(Entries with figure data)

######

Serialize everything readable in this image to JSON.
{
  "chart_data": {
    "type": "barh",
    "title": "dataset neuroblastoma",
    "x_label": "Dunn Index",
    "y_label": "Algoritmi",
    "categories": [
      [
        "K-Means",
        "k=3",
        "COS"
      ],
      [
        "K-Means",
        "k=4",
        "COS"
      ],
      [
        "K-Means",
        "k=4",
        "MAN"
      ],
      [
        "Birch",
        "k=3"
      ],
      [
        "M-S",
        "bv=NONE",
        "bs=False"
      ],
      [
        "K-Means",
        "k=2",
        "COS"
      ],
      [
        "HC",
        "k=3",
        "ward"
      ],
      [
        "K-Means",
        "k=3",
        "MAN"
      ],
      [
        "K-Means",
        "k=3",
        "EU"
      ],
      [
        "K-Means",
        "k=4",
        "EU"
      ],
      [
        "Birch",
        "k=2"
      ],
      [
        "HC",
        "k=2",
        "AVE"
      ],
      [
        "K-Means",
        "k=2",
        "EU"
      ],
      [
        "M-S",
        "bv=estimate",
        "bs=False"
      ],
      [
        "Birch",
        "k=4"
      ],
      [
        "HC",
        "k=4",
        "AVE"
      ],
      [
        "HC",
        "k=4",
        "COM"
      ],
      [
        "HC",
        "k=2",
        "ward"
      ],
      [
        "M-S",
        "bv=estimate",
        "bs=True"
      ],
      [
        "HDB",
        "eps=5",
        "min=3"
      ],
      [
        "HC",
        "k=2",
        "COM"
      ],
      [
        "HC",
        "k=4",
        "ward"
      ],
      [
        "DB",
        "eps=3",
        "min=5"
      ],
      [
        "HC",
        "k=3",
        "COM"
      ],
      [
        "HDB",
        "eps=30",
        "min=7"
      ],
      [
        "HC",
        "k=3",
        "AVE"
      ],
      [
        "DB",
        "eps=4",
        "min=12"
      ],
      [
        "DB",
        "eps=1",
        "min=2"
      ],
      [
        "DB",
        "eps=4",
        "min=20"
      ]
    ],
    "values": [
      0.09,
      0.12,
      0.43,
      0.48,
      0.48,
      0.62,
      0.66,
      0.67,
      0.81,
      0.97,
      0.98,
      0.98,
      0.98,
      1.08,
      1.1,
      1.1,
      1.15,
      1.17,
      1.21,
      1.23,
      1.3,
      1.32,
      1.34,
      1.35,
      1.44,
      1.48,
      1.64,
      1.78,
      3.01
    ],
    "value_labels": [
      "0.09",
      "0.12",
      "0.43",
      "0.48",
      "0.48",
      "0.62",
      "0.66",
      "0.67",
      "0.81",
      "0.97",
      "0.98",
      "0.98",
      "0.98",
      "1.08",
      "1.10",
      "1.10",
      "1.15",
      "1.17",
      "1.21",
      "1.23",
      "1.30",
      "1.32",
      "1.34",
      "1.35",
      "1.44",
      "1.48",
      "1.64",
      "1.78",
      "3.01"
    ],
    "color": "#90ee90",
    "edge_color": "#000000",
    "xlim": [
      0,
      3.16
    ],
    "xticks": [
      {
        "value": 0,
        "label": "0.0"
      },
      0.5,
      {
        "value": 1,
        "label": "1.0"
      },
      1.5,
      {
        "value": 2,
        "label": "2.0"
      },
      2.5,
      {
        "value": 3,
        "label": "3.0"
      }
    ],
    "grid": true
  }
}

######

» **PROMPT**:
Recopy the entries above exactly, with every line included.

» **COMPLETE RESPONSE**:
Serialize everything readable in this image to JSON.
{
  "chart_data": {
    "type": "barh",
    "title": "dataset neuroblastoma",
    "x_label": "Dunn Index",
    "y_label": "Algoritmi",
    "categories": [
      [
        "K-Means",
        "k=3",
        "COS"
      ],
      [
        "K-Means",
        "k=4",
        "COS"
      ],
      [
        "K-Means",
        "k=4",
        "MAN"
      ],
      [
        "Birch",
        "k=3"
      ],
      [
        "M-S",
        "bv=NONE",
        "bs=False"
      ],
      [
        "K-Means",
        "k=2",
        "COS"
      ],
      [
        "HC",
        "k=3",
        "ward"
      ],
      [
        "K-Means",
        "k=3",
        "MAN"
      ],
      [
        "K-Means",
        "k=3",
        "EU"
      ],
      [
        "K-Means",
        "k=4",
        "EU"
      ],
      [
        "Birch",
        "k=2"
      ],
      [
        "HC",
        "k=2",
        "AVE"
      ],
      [
        "K-Means",
        "k=2",
        "EU"
      ],
      [
        "M-S",
        "bv=estimate",
        "bs=False"
      ],
      [
        "Birch",
        "k=4"
      ],
      [
        "HC",
        "k=4",
        "AVE"
      ],
      [
        "HC",
        "k=4",
        "COM"
      ],
      [
        "HC",
        "k=2",
        "ward"
      ],
      [
        "M-S",
        "bv=estimate",
        "bs=True"
      ],
      [
        "HDB",
        "eps=5",
        "min=3"
      ],
      [
        "HC",
        "k=2",
        "COM"
      ],
      [
        "HC",
        "k=4",
        "ward"
      ],
      [
        "DB",
        "eps=3",
        "min=5"
      ],
      [
        "HC",
        "k=3",
        "COM"
      ],
      [
        "HDB",
        "eps=30",
        "min=7"
      ],
      [
        "HC",
        "k=3",
        "AVE"
      ],
      [
        "DB",
        "eps=4",
        "min=12"
      ],
      [
        "DB",
        "eps=1",
        "min=2"
      ],
      [
        "DB",
        "eps=4",
        "min=20"
      ]
    ],
    "values": [
      0.09,
      0.12,
      0.43,
      0.48,
      0.48,
      0.62,
      0.66,
      0.67,
      0.81,
      0.97,
      0.98,
      0.98,
      0.98,
      1.08,
      1.1,
      1.1,
      1.15,
      1.17,
      1.21,
      1.23,
      1.3,
      1.32,
      1.34,
      1.35,
      1.44,
      1.48,
      1.64,
      1.78,
      3.01
    ],
    "value_labels": [
      "0.09",
      "0.12",
      "0.43",
      "0.48",
      "0.48",
      "0.62",
      "0.66",
      "0.67",
      "0.81",
      "0.97",
      "0.98",
      "0.98",
      "0.98",
      "1.08",
      "1.10",
      "1.10",
      "1.15",
      "1.17",
      "1.21",
      "1.23",
      "1.30",
      "1.32",
      "1.34",
      "1.35",
      "1.44",
      "1.48",
      "1.64",
      "1.78",
      "3.01"
    ],
    "color": "#90ee90",
    "edge_color": "#000000",
    "xlim": [
      0,
      3.16
    ],
    "xticks": [
      {
        "value": 0,
        "label": "0.0"
      },
      0.5,
      {
        "value": 1,
        "label": "1.0"
      },
      1.5,
      {
        "value": 2,
        "label": "2.0"
      },
      2.5,
      {
        "value": 3,
        "label": "3.0"
      }
    ],
    "grid": true
  }
}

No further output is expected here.